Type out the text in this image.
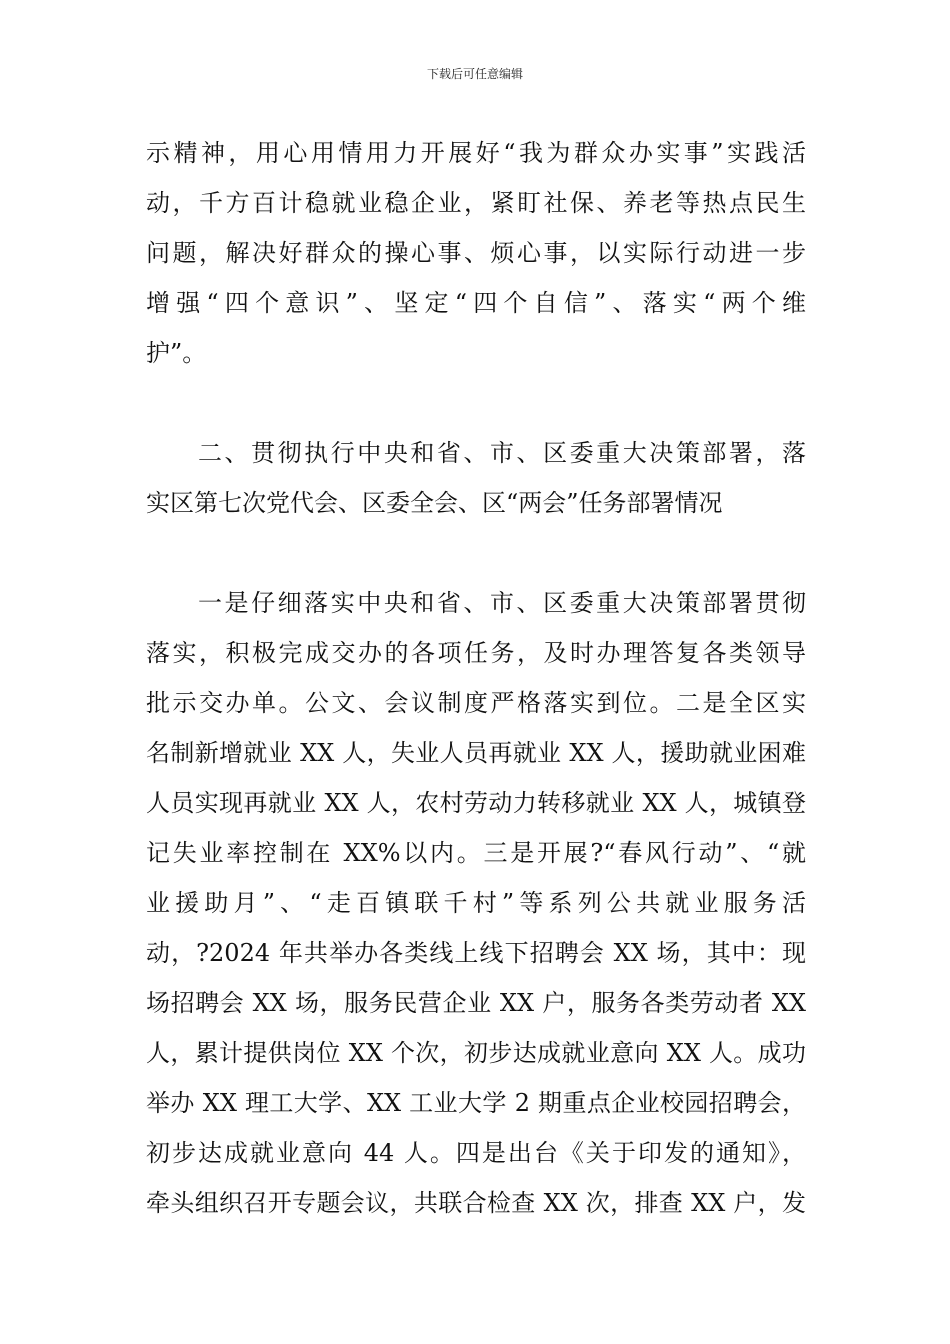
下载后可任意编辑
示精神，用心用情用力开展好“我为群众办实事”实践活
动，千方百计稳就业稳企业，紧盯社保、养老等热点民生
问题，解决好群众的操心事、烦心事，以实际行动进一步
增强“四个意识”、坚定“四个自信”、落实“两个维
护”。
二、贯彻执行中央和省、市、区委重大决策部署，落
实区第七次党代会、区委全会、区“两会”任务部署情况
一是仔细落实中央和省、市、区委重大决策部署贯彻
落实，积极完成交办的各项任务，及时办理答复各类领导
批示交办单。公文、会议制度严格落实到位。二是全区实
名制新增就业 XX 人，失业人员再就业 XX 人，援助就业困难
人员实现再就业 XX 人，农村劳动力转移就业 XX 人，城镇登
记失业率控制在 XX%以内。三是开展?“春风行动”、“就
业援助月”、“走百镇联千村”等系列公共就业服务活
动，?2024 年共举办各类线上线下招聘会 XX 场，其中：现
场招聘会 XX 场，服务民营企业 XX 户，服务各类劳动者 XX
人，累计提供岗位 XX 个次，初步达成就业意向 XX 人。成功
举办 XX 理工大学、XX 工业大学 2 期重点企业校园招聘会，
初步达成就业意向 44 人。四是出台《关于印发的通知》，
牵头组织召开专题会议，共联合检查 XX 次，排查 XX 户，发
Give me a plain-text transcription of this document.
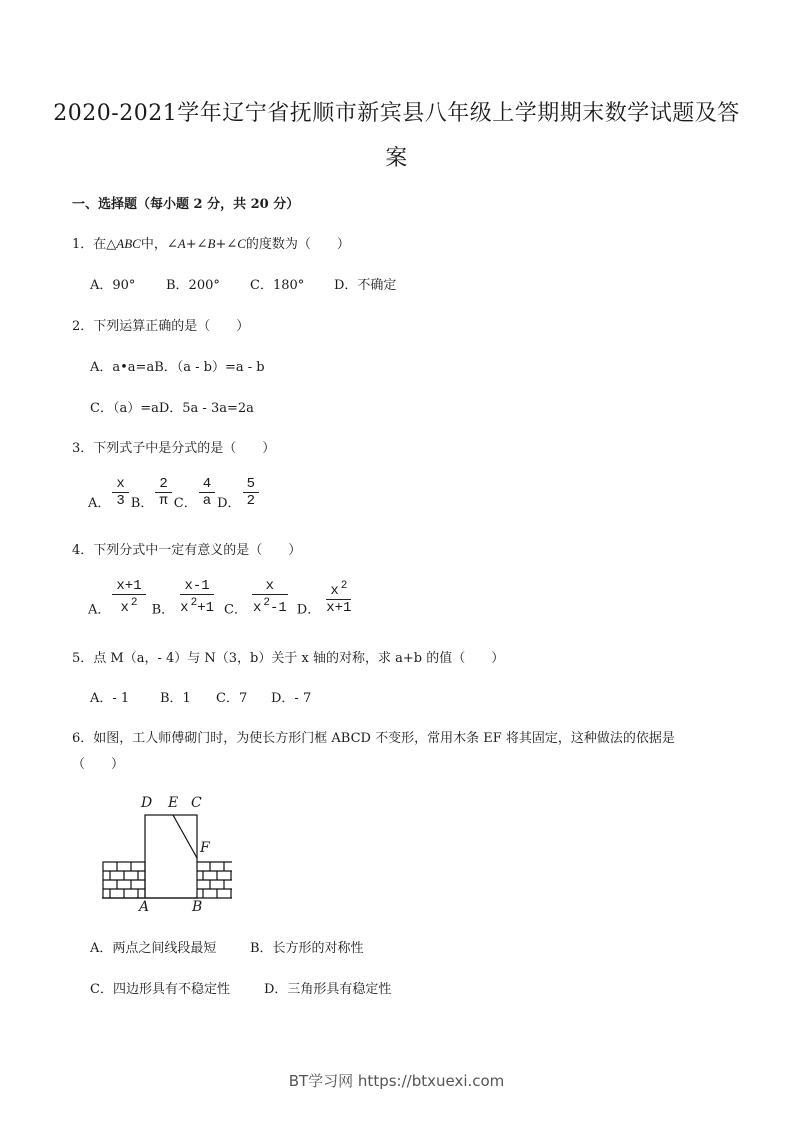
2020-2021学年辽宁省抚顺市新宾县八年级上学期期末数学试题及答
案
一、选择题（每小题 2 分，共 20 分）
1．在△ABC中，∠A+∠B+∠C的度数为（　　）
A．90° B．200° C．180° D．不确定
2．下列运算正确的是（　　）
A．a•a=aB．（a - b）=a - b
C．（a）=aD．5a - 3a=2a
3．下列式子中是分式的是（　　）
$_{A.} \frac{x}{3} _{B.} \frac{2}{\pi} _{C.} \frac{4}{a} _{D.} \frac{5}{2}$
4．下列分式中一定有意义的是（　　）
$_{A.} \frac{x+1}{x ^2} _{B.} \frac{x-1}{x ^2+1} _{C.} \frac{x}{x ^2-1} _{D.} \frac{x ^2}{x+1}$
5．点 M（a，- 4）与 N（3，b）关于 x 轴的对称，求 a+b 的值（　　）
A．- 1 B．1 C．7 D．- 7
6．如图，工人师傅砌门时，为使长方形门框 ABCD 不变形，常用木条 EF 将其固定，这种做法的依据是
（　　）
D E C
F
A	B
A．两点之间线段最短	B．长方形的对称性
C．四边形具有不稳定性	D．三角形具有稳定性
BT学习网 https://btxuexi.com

☆ ☆ ☆ ☆ ☆

* _WHAT YOU WILL DO_: Restate word for word only the lines from the one with "Give me a plain-text" through the last line of the material, both included. Any picture should be left out.

* _ANSWER_:
Give me a plain-text transcription of this document.
2020-2021学年辽宁省抚顺市新宾县八年级上学期期末数学试题及答
案
一、选择题（每小题 2 分，共 20 分）
1．在△ABC中，∠A+∠B+∠C的度数为（　　）
A．90° B．200° C．180° D．不确定
2．下列运算正确的是（　　）
A．a•a=aB．（a - b）=a - b
C．（a）=aD．5a - 3a=2a
3．下列式子中是分式的是（　　）
$_{A.} \frac{x}{3} _{B.} \frac{2}{\pi} _{C.} \frac{4}{a} _{D.} \frac{5}{2}$
4．下列分式中一定有意义的是（　　）
$_{A.} \frac{x+1}{x ^2} _{B.} \frac{x-1}{x ^2+1} _{C.} \frac{x}{x ^2-1} _{D.} \frac{x ^2}{x+1}$
5．点 M（a，- 4）与 N（3，b）关于 x 轴的对称，求 a+b 的值（　　）
A．- 1 B．1 C．7 D．- 7
6．如图，工人师傅砌门时，为使长方形门框 ABCD 不变形，常用木条 EF 将其固定，这种做法的依据是
（　　）
D E C
F
A	B
A．两点之间线段最短	B．长方形的对称性
C．四边形具有不稳定性	D．三角形具有稳定性
BT学习网 https://btxuexi.com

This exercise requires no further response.